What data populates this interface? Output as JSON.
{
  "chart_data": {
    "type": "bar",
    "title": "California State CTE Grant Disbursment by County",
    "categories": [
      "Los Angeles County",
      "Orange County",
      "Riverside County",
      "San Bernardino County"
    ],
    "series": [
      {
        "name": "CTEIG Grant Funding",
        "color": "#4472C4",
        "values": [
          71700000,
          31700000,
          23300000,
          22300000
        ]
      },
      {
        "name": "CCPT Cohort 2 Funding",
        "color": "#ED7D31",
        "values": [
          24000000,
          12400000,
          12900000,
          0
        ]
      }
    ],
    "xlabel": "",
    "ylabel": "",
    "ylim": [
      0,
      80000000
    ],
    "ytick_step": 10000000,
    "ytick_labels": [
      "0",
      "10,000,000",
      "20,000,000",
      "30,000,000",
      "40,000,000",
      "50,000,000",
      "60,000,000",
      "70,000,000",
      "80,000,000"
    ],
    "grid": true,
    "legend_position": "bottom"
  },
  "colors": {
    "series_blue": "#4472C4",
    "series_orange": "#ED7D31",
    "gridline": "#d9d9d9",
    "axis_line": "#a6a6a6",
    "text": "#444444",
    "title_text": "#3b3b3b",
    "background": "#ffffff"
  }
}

====================

**TASK STATEMENT**: Repeat back the data above, exact to the last character.

**RESULT**:
What data populates this interface? Output as JSON.
{
  "chart_data": {
    "type": "bar",
    "title": "California State CTE Grant Disbursment by County",
    "categories": [
      "Los Angeles County",
      "Orange County",
      "Riverside County",
      "San Bernardino County"
    ],
    "series": [
      {
        "name": "CTEIG Grant Funding",
        "color": "#4472C4",
        "values": [
          71700000,
          31700000,
          23300000,
          22300000
        ]
      },
      {
        "name": "CCPT Cohort 2 Funding",
        "color": "#ED7D31",
        "values": [
          24000000,
          12400000,
          12900000,
          0
        ]
      }
    ],
    "xlabel": "",
    "ylabel": "",
    "ylim": [
      0,
      80000000
    ],
    "ytick_step": 10000000,
    "ytick_labels": [
      "0",
      "10,000,000",
      "20,000,000",
      "30,000,000",
      "40,000,000",
      "50,000,000",
      "60,000,000",
      "70,000,000",
      "80,000,000"
    ],
    "grid": true,
    "legend_position": "bottom"
  },
  "colors": {
    "series_blue": "#4472C4",
    "series_orange": "#ED7D31",
    "gridline": "#d9d9d9",
    "axis_line": "#a6a6a6",
    "text": "#444444",
    "title_text": "#3b3b3b",
    "background": "#ffffff"
  }
}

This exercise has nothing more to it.